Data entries
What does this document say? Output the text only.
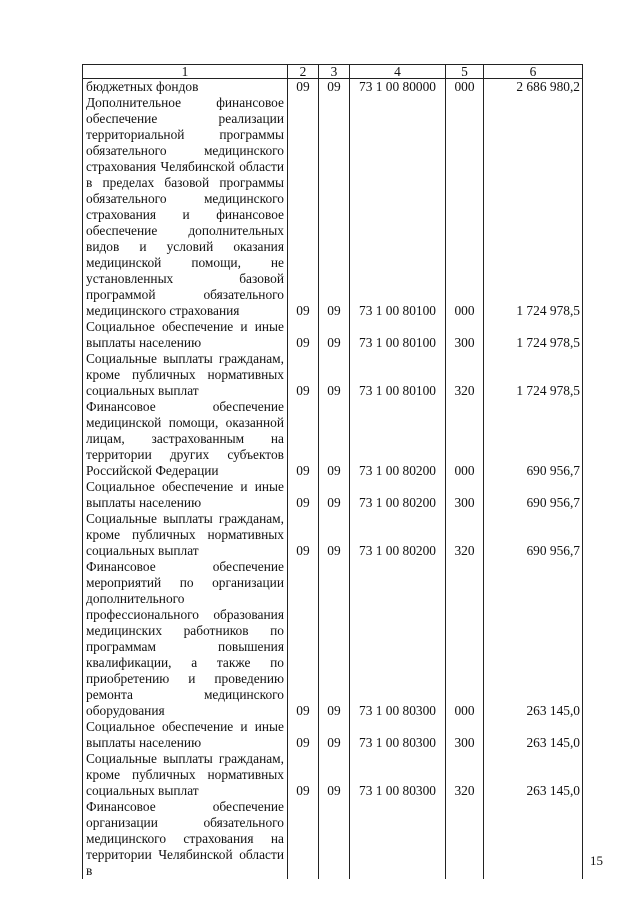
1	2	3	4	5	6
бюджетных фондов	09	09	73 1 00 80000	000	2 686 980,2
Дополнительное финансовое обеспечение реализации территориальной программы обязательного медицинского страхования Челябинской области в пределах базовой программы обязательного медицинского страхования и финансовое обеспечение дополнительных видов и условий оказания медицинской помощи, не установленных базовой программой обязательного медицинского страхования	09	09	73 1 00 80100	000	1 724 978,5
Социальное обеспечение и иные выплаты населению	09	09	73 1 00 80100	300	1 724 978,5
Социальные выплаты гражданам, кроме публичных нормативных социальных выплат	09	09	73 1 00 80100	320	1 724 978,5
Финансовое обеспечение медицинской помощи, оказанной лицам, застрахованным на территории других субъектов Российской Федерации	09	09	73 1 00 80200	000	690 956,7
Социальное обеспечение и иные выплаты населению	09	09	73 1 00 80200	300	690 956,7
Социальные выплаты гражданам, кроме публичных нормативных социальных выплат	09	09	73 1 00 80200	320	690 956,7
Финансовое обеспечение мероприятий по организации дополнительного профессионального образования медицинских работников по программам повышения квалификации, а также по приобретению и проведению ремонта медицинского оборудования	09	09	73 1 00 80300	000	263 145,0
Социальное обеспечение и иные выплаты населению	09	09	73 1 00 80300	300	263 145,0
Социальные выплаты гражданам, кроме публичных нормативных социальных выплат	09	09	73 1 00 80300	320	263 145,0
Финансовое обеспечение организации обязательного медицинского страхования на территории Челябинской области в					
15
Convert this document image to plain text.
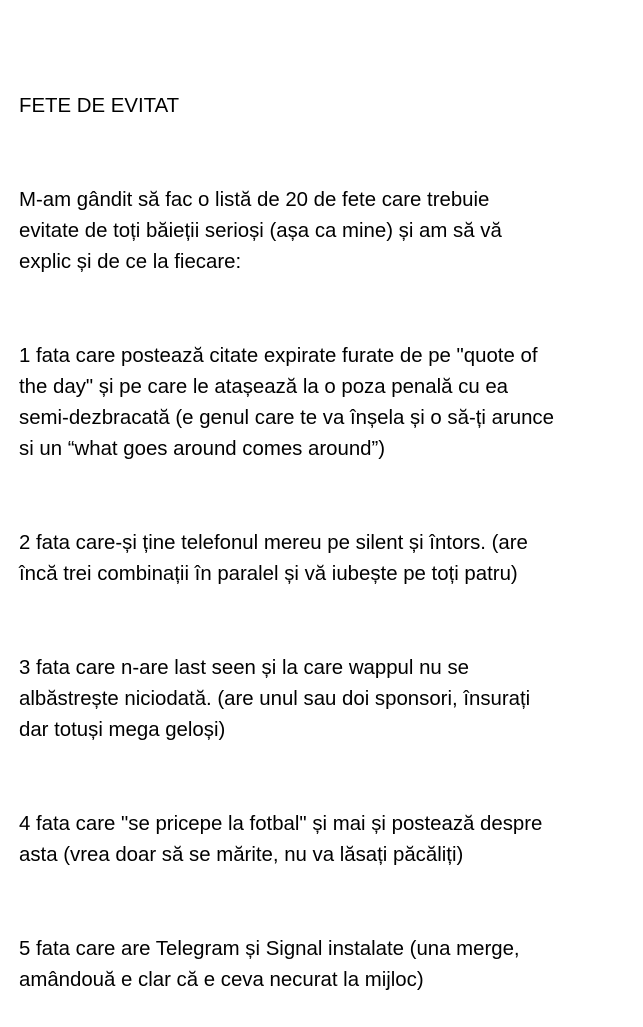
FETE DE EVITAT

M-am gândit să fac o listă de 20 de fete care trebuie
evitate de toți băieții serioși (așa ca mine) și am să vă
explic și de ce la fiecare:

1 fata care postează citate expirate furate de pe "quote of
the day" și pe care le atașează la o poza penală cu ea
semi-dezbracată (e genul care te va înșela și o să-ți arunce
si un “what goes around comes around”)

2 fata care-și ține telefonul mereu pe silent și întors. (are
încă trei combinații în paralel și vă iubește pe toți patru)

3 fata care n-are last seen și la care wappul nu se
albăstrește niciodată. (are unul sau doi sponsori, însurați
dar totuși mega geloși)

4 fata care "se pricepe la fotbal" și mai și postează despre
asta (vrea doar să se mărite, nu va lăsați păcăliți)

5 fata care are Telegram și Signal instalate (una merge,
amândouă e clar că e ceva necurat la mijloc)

...

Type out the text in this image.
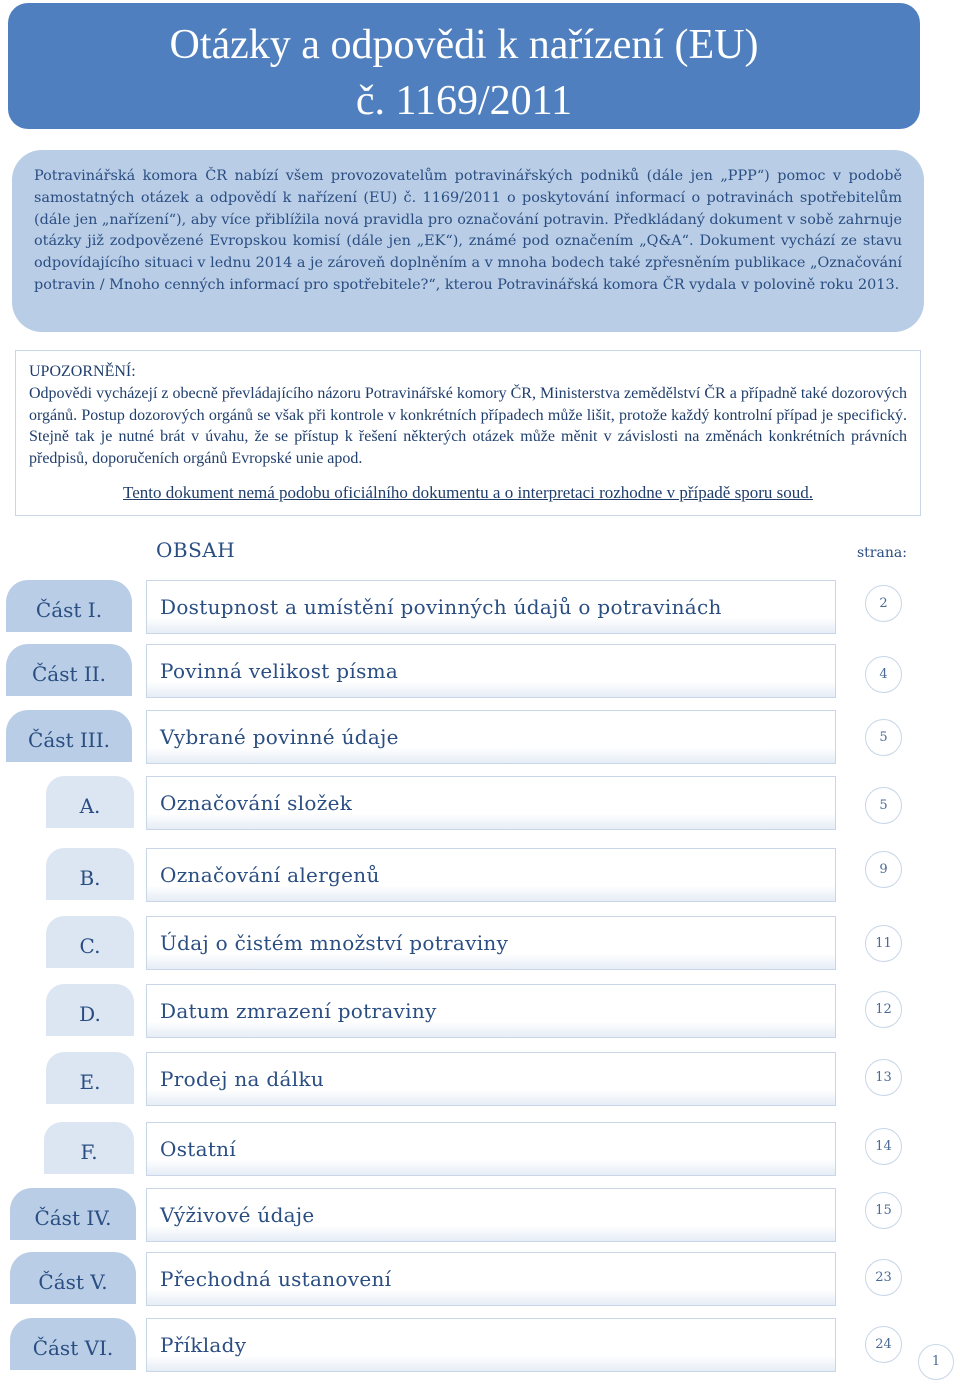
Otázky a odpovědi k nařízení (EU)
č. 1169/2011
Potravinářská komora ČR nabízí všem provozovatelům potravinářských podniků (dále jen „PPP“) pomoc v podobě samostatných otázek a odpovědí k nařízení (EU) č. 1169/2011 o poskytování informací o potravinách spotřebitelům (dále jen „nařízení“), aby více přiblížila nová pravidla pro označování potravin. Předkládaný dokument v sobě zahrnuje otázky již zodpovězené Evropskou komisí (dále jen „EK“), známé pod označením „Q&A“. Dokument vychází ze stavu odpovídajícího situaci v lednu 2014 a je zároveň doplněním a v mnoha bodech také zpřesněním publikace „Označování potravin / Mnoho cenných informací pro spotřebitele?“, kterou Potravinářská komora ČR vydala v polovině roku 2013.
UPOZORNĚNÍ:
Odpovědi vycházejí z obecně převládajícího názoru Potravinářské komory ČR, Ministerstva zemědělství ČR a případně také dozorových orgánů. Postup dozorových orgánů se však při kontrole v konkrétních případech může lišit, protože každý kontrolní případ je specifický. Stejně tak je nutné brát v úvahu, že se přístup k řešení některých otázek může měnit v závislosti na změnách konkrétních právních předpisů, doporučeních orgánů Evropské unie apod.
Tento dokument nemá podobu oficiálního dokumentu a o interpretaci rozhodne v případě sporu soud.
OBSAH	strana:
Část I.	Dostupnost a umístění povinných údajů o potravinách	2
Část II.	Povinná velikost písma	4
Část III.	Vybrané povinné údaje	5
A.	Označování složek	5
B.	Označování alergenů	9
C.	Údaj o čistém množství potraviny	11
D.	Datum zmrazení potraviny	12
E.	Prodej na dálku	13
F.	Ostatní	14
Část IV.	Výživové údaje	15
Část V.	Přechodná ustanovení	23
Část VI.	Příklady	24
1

...

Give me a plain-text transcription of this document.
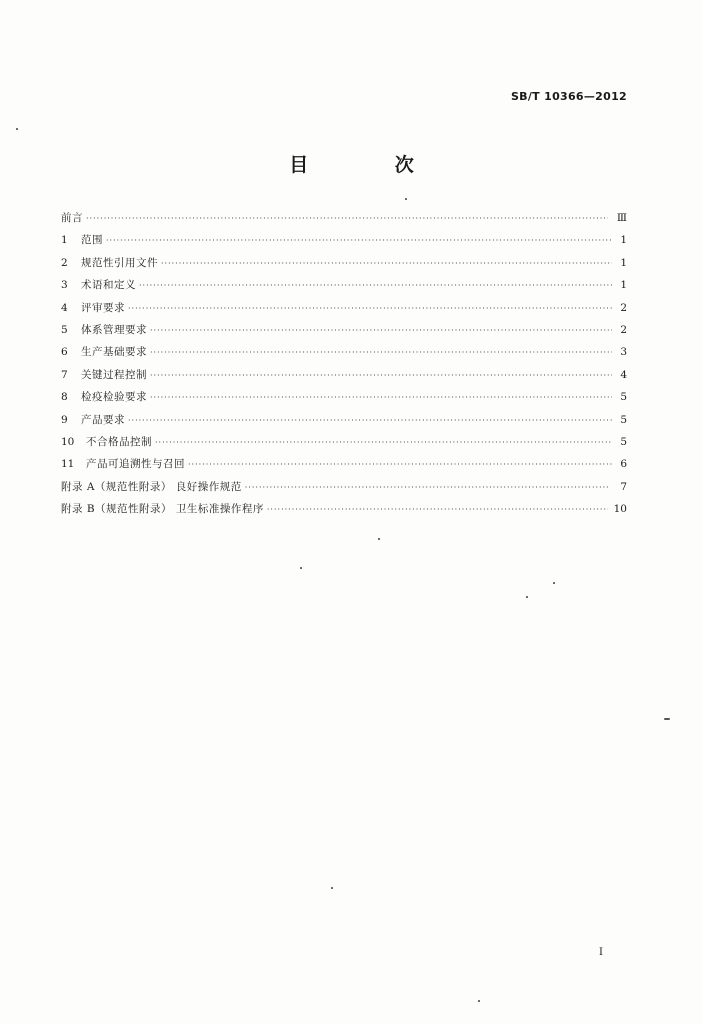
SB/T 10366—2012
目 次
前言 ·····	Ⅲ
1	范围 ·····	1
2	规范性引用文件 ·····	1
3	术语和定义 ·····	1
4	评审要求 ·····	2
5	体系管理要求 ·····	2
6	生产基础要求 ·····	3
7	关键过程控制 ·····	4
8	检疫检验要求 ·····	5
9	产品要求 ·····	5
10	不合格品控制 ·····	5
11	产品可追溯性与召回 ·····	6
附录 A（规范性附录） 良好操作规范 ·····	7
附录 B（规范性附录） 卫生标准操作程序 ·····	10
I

### GOAL
From the entries, copy out each line containing the word "otázek".

### EXPECTED ANSWER
Potravinářská komora ČR nabízí všem provozovatelům potravinářských podniků (dále jen „PPP“) pomoc v podobě samostatných otázek a odpovědí k nařízení (EU) č. 1169/2011 o poskytování informací o potravinách spotřebitelům (dále jen „nařízení“), aby více přiblížila nová pravidla pro označování potravin. Předkládaný dokument v sobě zahrnuje otázky již zodpovězené Evropskou komisí (dále jen „EK“), známé pod označením „Q&A“. Dokument vychází ze stavu odpovídajícího situaci v lednu 2014 a je zároveň doplněním a v mnoha bodech také zpřesněním publikace „Označování potravin / Mnoho cenných informací pro spotřebitele?“, kterou Potravinářská komora ČR vydala v polovině roku 2013.
Odpovědi vycházejí z obecně převládajícího názoru Potravinářské komory ČR, Ministerstva zemědělství ČR a případně také dozorových orgánů. Postup dozorových orgánů se však při kontrole v konkrétních případech může lišit, protože každý kontrolní případ je specifický. Stejně tak je nutné brát v úvahu, že se přístup k řešení některých otázek může měnit v závislosti na změnách konkrétních právních předpisů, doporučeních orgánů Evropské unie apod.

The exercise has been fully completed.